▶ WORK INSTRUCTIONS: Copy the data word for word, keeping every line.
══ INFORMATION SUPPLIED
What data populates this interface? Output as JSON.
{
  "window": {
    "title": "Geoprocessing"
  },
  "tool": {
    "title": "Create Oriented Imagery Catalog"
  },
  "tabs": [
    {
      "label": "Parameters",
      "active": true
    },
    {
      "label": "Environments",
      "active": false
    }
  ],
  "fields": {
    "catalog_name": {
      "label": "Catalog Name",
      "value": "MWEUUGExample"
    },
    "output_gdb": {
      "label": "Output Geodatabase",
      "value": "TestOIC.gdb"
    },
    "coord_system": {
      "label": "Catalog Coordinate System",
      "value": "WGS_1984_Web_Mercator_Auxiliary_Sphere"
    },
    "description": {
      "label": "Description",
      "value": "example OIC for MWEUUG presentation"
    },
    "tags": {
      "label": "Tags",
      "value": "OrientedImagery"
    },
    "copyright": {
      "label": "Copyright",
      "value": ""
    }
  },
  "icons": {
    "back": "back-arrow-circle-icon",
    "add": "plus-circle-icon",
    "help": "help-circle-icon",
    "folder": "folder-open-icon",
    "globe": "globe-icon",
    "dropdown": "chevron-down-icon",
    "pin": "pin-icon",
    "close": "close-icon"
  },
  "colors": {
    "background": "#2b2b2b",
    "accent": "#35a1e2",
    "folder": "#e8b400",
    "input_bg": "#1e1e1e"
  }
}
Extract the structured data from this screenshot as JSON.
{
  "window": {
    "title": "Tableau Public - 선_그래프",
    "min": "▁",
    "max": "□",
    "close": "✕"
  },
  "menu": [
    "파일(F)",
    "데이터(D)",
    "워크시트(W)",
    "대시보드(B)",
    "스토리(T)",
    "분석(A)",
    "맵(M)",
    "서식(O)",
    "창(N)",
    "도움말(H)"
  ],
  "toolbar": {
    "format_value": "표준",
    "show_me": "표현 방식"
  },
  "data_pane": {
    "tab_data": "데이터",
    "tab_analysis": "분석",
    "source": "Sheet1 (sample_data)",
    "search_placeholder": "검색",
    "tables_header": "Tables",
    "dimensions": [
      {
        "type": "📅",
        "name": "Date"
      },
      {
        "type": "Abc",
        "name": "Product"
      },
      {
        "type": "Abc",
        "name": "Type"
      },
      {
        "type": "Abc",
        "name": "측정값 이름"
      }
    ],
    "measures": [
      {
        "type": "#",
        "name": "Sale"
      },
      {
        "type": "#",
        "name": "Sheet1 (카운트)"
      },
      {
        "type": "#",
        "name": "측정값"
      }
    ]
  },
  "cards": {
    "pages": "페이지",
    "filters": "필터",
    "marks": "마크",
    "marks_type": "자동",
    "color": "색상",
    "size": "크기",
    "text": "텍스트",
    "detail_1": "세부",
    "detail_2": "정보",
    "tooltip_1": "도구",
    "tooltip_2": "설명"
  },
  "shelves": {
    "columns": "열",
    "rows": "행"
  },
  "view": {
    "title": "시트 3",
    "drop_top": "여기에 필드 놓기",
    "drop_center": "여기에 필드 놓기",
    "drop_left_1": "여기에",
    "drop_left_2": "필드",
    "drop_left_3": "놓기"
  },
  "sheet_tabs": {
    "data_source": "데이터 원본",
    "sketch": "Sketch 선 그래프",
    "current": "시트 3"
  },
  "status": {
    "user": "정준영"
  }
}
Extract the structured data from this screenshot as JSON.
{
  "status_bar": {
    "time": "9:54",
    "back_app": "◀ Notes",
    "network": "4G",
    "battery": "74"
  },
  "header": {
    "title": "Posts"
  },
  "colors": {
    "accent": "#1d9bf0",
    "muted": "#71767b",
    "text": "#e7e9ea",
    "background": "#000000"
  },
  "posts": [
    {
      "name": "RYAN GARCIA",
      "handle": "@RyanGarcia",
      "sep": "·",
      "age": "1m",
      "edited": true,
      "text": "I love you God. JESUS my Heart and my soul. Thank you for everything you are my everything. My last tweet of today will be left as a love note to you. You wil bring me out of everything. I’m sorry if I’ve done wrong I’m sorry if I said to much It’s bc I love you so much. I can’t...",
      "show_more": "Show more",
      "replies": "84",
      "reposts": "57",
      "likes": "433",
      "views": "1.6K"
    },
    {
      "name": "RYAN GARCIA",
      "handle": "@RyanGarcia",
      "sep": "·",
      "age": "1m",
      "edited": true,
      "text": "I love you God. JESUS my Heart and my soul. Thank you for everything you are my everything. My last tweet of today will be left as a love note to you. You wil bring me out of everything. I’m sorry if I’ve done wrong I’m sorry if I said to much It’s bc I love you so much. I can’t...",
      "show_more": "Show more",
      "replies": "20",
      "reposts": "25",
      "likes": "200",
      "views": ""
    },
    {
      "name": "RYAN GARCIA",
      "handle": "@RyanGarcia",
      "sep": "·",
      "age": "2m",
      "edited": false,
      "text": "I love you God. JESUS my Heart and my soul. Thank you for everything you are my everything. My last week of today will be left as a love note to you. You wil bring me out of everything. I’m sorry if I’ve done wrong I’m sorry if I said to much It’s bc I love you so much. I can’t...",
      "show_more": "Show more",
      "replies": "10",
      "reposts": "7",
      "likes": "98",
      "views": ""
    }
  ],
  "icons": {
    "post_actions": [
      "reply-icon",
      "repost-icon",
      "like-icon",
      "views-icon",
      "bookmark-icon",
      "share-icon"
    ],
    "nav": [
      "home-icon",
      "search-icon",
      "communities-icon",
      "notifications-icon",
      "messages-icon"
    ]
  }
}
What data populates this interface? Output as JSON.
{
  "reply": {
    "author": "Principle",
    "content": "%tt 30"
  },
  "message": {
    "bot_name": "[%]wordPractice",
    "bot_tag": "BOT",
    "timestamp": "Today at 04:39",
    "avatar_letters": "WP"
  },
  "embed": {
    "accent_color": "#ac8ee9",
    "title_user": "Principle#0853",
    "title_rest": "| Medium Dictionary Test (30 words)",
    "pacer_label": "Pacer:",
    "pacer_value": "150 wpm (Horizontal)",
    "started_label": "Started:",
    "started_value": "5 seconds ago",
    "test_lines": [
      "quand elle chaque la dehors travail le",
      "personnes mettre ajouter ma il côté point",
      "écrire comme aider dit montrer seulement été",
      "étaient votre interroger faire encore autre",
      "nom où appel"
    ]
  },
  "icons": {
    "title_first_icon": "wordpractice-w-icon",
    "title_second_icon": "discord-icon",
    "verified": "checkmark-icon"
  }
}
════
▶ OUTPUT OF THE EXERCISE:
What data populates this interface? Output as JSON.
{
  "window": {
    "title": "Geoprocessing"
  },
  "tool": {
    "title": "Create Oriented Imagery Catalog"
  },
  "tabs": [
    {
      "label": "Parameters",
      "active": true
    },
    {
      "label": "Environments",
      "active": false
    }
  ],
  "fields": {
    "catalog_name": {
      "label": "Catalog Name",
      "value": "MWEUUGExample"
    },
    "output_gdb": {
      "label": "Output Geodatabase",
      "value": "TestOIC.gdb"
    },
    "coord_system": {
      "label": "Catalog Coordinate System",
      "value": "WGS_1984_Web_Mercator_Auxiliary_Sphere"
    },
    "description": {
      "label": "Description",
      "value": "example OIC for MWEUUG presentation"
    },
    "tags": {
      "label": "Tags",
      "value": "OrientedImagery"
    },
    "copyright": {
      "label": "Copyright",
      "value": ""
    }
  },
  "icons": {
    "back": "back-arrow-circle-icon",
    "add": "plus-circle-icon",
    "help": "help-circle-icon",
    "folder": "folder-open-icon",
    "globe": "globe-icon",
    "dropdown": "chevron-down-icon",
    "pin": "pin-icon",
    "close": "close-icon"
  },
  "colors": {
    "background": "#2b2b2b",
    "accent": "#35a1e2",
    "folder": "#e8b400",
    "input_bg": "#1e1e1e"
  }
}
Extract the structured data from this screenshot as JSON.
{
  "window": {
    "title": "Tableau Public - 선_그래프",
    "min": "▁",
    "max": "□",
    "close": "✕"
  },
  "menu": [
    "파일(F)",
    "데이터(D)",
    "워크시트(W)",
    "대시보드(B)",
    "스토리(T)",
    "분석(A)",
    "맵(M)",
    "서식(O)",
    "창(N)",
    "도움말(H)"
  ],
  "toolbar": {
    "format_value": "표준",
    "show_me": "표현 방식"
  },
  "data_pane": {
    "tab_data": "데이터",
    "tab_analysis": "분석",
    "source": "Sheet1 (sample_data)",
    "search_placeholder": "검색",
    "tables_header": "Tables",
    "dimensions": [
      {
        "type": "📅",
        "name": "Date"
      },
      {
        "type": "Abc",
        "name": "Product"
      },
      {
        "type": "Abc",
        "name": "Type"
      },
      {
        "type": "Abc",
        "name": "측정값 이름"
      }
    ],
    "measures": [
      {
        "type": "#",
        "name": "Sale"
      },
      {
        "type": "#",
        "name": "Sheet1 (카운트)"
      },
      {
        "type": "#",
        "name": "측정값"
      }
    ]
  },
  "cards": {
    "pages": "페이지",
    "filters": "필터",
    "marks": "마크",
    "marks_type": "자동",
    "color": "색상",
    "size": "크기",
    "text": "텍스트",
    "detail_1": "세부",
    "detail_2": "정보",
    "tooltip_1": "도구",
    "tooltip_2": "설명"
  },
  "shelves": {
    "columns": "열",
    "rows": "행"
  },
  "view": {
    "title": "시트 3",
    "drop_top": "여기에 필드 놓기",
    "drop_center": "여기에 필드 놓기",
    "drop_left_1": "여기에",
    "drop_left_2": "필드",
    "drop_left_3": "놓기"
  },
  "sheet_tabs": {
    "data_source": "데이터 원본",
    "sketch": "Sketch 선 그래프",
    "current": "시트 3"
  },
  "status": {
    "user": "정준영"
  }
}
Extract the structured data from this screenshot as JSON.
{
  "status_bar": {
    "time": "9:54",
    "back_app": "◀ Notes",
    "network": "4G",
    "battery": "74"
  },
  "header": {
    "title": "Posts"
  },
  "colors": {
    "accent": "#1d9bf0",
    "muted": "#71767b",
    "text": "#e7e9ea",
    "background": "#000000"
  },
  "posts": [
    {
      "name": "RYAN GARCIA",
      "handle": "@RyanGarcia",
      "sep": "·",
      "age": "1m",
      "edited": true,
      "text": "I love you God. JESUS my Heart and my soul. Thank you for everything you are my everything. My last tweet of today will be left as a love note to you. You wil bring me out of everything. I’m sorry if I’ve done wrong I’m sorry if I said to much It’s bc I love you so much. I can’t...",
      "show_more": "Show more",
      "replies": "84",
      "reposts": "57",
      "likes": "433",
      "views": "1.6K"
    },
    {
      "name": "RYAN GARCIA",
      "handle": "@RyanGarcia",
      "sep": "·",
      "age": "1m",
      "edited": true,
      "text": "I love you God. JESUS my Heart and my soul. Thank you for everything you are my everything. My last tweet of today will be left as a love note to you. You wil bring me out of everything. I’m sorry if I’ve done wrong I’m sorry if I said to much It’s bc I love you so much. I can’t...",
      "show_more": "Show more",
      "replies": "20",
      "reposts": "25",
      "likes": "200",
      "views": ""
    },
    {
      "name": "RYAN GARCIA",
      "handle": "@RyanGarcia",
      "sep": "·",
      "age": "2m",
      "edited": false,
      "text": "I love you God. JESUS my Heart and my soul. Thank you for everything you are my everything. My last week of today will be left as a love note to you. You wil bring me out of everything. I’m sorry if I’ve done wrong I’m sorry if I said to much It’s bc I love you so much. I can’t...",
      "show_more": "Show more",
      "replies": "10",
      "reposts": "7",
      "likes": "98",
      "views": ""
    }
  ],
  "icons": {
    "post_actions": [
      "reply-icon",
      "repost-icon",
      "like-icon",
      "views-icon",
      "bookmark-icon",
      "share-icon"
    ],
    "nav": [
      "home-icon",
      "search-icon",
      "communities-icon",
      "notifications-icon",
      "messages-icon"
    ]
  }
}
What data populates this interface? Output as JSON.
{
  "reply": {
    "author": "Principle",
    "content": "%tt 30"
  },
  "message": {
    "bot_name": "[%]wordPractice",
    "bot_tag": "BOT",
    "timestamp": "Today at 04:39",
    "avatar_letters": "WP"
  },
  "embed": {
    "accent_color": "#ac8ee9",
    "title_user": "Principle#0853",
    "title_rest": "| Medium Dictionary Test (30 words)",
    "pacer_label": "Pacer:",
    "pacer_value": "150 wpm (Horizontal)",
    "started_label": "Started:",
    "started_value": "5 seconds ago",
    "test_lines": [
      "quand elle chaque la dehors travail le",
      "personnes mettre ajouter ma il côté point",
      "écrire comme aider dit montrer seulement été",
      "étaient votre interroger faire encore autre",
      "nom où appel"
    ]
  },
  "icons": {
    "title_first_icon": "wordpractice-w-icon",
    "title_second_icon": "discord-icon",
    "verified": "checkmark-icon"
  }
}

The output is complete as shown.